> _INFORMATION PROVIDED_:
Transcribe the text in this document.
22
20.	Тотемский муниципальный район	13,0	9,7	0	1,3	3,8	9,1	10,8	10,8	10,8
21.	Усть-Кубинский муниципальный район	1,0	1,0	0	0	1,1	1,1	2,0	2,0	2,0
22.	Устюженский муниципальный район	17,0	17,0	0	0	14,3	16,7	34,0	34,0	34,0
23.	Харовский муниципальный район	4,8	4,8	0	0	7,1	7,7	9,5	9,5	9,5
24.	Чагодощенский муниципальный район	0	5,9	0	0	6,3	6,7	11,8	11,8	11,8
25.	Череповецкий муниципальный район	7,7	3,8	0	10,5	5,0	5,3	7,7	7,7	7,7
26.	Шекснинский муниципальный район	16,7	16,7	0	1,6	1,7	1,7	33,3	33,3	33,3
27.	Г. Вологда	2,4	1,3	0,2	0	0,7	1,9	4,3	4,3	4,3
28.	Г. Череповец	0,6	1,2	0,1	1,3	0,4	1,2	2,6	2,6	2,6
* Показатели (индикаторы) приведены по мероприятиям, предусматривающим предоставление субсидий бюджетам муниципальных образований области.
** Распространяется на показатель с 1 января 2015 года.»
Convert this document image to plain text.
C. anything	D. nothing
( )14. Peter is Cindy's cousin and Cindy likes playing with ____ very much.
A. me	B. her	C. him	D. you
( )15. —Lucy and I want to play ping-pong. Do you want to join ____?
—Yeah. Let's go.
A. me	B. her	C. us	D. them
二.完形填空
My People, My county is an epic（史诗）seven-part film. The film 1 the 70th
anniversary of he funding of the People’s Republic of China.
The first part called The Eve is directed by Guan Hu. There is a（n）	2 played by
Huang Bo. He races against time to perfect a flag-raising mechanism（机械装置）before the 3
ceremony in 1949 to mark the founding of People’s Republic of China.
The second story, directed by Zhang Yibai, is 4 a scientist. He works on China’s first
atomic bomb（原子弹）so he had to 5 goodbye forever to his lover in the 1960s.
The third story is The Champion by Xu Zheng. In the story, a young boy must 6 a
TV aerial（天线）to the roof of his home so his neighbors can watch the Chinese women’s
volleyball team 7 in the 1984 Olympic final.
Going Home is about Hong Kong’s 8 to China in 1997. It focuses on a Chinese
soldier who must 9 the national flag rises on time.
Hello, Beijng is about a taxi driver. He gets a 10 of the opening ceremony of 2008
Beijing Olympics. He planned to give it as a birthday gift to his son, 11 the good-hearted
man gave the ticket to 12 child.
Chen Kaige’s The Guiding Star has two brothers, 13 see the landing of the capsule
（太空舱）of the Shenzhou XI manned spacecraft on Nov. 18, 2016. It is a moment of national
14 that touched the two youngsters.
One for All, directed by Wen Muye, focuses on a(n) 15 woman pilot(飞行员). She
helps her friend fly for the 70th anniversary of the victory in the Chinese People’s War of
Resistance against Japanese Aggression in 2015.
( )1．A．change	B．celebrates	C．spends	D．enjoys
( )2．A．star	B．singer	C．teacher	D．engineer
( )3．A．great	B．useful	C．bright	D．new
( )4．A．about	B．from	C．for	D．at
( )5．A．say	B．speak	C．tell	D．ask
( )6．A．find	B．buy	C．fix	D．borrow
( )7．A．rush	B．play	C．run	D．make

> _DIRECTION_:
Which lines hold the word "ceremony"? Copy each of them from the records.

> _ANSWER TO THIS EXERCISE_:
ceremony in 1949 to mark the founding of People’s Republic of China.
Hello, Beijng is about a taxi driver. He gets a 10 of the opening ceremony of 2008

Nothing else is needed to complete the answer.